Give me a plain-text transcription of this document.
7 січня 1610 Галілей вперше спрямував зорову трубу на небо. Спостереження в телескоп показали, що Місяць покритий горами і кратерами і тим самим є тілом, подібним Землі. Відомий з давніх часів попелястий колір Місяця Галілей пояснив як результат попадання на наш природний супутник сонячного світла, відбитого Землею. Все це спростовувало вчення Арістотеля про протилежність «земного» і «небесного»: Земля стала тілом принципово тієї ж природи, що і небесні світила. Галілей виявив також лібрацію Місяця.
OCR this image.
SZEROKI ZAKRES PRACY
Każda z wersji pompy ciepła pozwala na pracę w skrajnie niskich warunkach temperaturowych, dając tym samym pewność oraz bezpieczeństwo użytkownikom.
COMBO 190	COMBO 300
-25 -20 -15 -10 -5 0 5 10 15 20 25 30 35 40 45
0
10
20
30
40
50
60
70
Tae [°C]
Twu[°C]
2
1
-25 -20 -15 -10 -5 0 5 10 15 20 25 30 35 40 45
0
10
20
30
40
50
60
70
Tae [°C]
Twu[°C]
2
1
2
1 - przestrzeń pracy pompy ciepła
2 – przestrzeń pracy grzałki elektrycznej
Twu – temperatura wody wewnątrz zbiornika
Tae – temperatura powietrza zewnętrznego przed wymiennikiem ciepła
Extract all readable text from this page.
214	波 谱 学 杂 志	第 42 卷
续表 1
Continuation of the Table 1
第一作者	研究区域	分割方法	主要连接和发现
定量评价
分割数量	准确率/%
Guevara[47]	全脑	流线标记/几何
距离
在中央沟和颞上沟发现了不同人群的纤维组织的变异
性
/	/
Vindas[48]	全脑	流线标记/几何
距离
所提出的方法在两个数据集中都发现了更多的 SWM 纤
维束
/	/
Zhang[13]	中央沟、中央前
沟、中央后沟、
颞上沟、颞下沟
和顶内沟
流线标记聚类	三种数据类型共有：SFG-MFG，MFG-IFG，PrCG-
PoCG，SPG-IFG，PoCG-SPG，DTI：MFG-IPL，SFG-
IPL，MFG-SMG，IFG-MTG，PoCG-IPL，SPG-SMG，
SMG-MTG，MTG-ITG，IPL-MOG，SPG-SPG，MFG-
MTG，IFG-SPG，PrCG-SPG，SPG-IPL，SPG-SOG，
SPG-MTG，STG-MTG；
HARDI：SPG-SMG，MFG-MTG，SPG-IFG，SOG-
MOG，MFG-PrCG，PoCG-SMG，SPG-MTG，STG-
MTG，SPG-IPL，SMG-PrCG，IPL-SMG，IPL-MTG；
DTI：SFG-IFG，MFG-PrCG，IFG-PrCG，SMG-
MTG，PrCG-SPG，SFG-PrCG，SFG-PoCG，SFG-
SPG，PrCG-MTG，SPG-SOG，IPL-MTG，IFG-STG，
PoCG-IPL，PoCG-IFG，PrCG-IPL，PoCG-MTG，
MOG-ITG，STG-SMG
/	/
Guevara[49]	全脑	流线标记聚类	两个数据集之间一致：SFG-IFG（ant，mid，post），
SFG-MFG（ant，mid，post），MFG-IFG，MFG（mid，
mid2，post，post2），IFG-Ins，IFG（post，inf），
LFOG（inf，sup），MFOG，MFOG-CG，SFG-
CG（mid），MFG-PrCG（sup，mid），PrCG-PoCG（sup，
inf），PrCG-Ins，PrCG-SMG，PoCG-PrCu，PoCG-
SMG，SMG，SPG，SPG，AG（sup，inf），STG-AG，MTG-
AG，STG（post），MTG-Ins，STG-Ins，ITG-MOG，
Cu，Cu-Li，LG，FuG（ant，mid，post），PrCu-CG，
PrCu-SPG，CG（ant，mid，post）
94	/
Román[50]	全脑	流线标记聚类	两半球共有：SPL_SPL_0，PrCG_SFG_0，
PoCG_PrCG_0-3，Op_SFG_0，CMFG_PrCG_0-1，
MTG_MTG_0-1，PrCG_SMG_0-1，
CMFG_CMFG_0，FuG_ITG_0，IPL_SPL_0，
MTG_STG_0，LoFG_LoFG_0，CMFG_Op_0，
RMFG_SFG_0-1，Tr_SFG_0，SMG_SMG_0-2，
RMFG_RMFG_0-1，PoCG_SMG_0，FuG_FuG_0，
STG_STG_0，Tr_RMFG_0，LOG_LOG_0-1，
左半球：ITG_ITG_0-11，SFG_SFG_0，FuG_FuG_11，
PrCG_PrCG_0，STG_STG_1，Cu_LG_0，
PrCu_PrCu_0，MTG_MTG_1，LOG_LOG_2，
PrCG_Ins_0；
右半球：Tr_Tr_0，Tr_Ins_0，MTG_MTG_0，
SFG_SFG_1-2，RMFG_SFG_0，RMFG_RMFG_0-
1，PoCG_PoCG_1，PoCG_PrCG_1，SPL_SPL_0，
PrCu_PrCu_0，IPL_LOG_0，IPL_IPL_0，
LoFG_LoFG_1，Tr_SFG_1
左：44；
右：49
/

======

YOUR TASK |
Extract all lines of the records above that include "przestrzeń".

RESULT OF THE EXERCISE |
1 - przestrzeń pracy pompy ciepła
2 – przestrzeń pracy grzałki elektrycznej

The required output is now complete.